>> Start

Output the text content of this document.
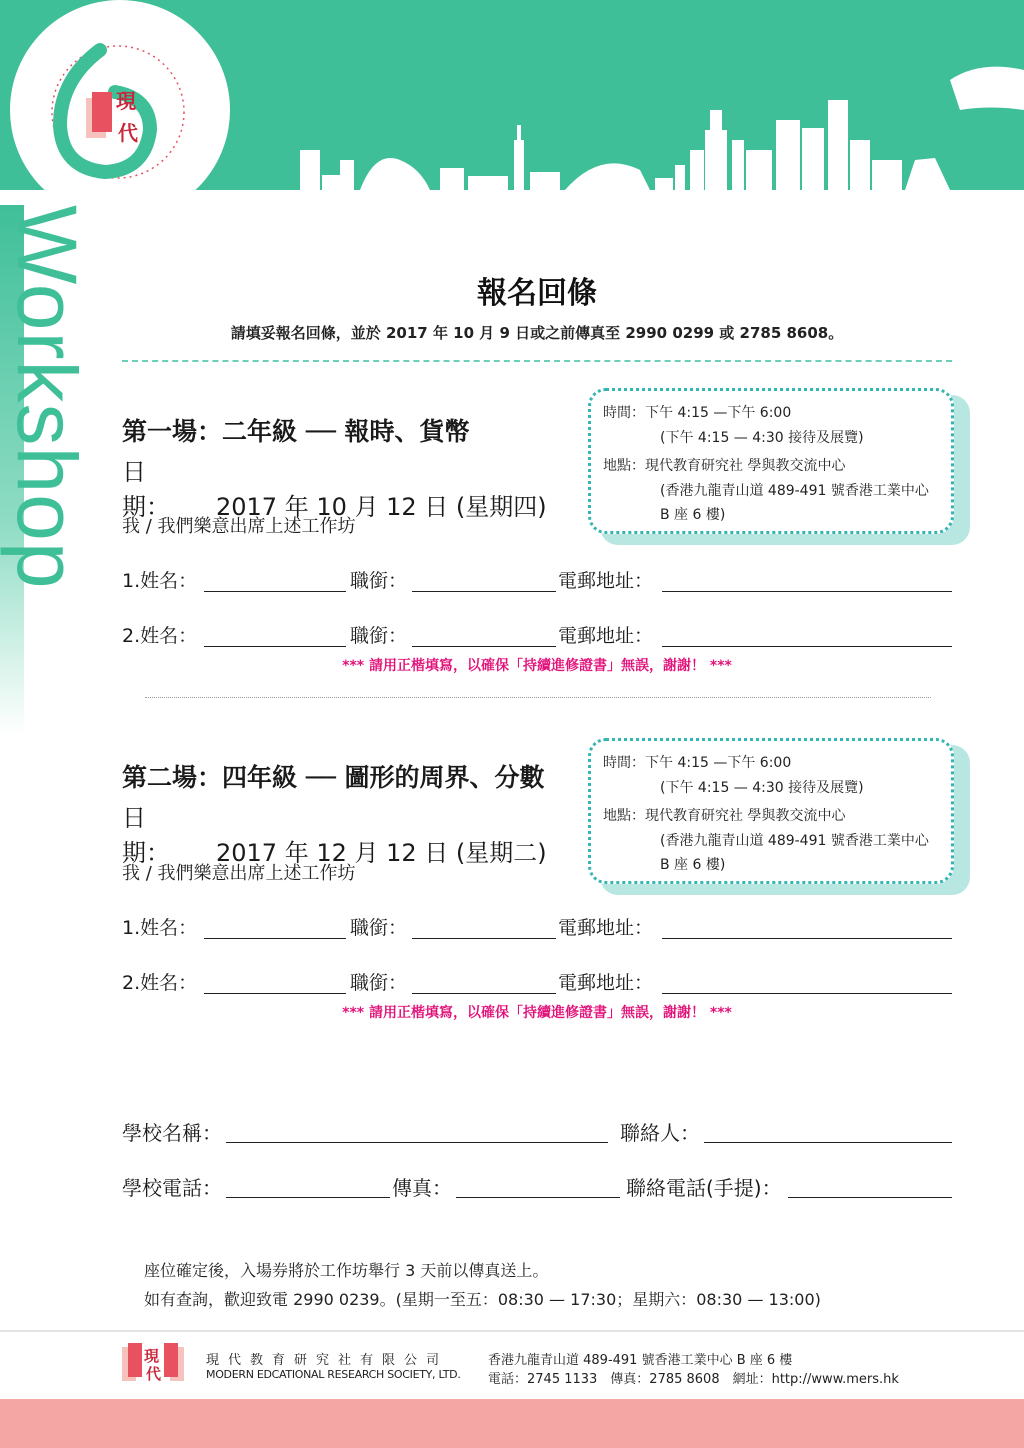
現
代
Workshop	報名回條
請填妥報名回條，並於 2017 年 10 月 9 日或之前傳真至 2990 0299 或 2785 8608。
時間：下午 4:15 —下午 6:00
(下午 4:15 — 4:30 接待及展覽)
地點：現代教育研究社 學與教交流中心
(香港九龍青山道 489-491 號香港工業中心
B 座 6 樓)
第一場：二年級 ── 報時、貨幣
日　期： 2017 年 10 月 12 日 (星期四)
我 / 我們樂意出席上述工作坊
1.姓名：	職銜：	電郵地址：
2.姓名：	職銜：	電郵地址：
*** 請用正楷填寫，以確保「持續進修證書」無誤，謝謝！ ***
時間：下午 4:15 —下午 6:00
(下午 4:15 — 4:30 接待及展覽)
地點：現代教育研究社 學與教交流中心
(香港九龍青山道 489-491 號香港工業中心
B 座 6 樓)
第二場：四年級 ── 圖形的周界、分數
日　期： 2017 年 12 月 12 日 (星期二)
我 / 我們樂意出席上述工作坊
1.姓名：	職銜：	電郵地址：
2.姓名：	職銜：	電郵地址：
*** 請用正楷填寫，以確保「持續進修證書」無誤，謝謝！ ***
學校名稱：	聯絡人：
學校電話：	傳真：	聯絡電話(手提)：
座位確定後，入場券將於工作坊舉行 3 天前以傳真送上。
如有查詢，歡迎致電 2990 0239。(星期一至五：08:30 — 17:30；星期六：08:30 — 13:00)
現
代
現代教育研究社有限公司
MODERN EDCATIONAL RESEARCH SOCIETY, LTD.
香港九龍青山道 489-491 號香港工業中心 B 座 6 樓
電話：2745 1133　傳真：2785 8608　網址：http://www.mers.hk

>> End

TO DO: Print out the lines exactly, skipping any picture.

THE OUTPUT:
Output the text content of this document.
現
代
Workshop	報名回條
請填妥報名回條，並於 2017 年 10 月 9 日或之前傳真至 2990 0299 或 2785 8608。
時間：下午 4:15 —下午 6:00
(下午 4:15 — 4:30 接待及展覽)
地點：現代教育研究社 學與教交流中心
(香港九龍青山道 489-491 號香港工業中心
B 座 6 樓)
第一場：二年級 ── 報時、貨幣
日　期： 2017 年 10 月 12 日 (星期四)
我 / 我們樂意出席上述工作坊
1.姓名：	職銜：	電郵地址：
2.姓名：	職銜：	電郵地址：
*** 請用正楷填寫，以確保「持續進修證書」無誤，謝謝！ ***
時間：下午 4:15 —下午 6:00
(下午 4:15 — 4:30 接待及展覽)
地點：現代教育研究社 學與教交流中心
(香港九龍青山道 489-491 號香港工業中心
B 座 6 樓)
第二場：四年級 ── 圖形的周界、分數
日　期： 2017 年 12 月 12 日 (星期二)
我 / 我們樂意出席上述工作坊
1.姓名：	職銜：	電郵地址：
2.姓名：	職銜：	電郵地址：
*** 請用正楷填寫，以確保「持續進修證書」無誤，謝謝！ ***
學校名稱：	聯絡人：
學校電話：	傳真：	聯絡電話(手提)：
座位確定後，入場券將於工作坊舉行 3 天前以傳真送上。
如有查詢，歡迎致電 2990 0239。(星期一至五：08:30 — 17:30；星期六：08:30 — 13:00)
現
代
現代教育研究社有限公司
MODERN EDCATIONAL RESEARCH SOCIETY, LTD.
香港九龍青山道 489-491 號香港工業中心 B 座 6 樓
電話：2745 1133　傳真：2785 8608　網址：http://www.mers.hk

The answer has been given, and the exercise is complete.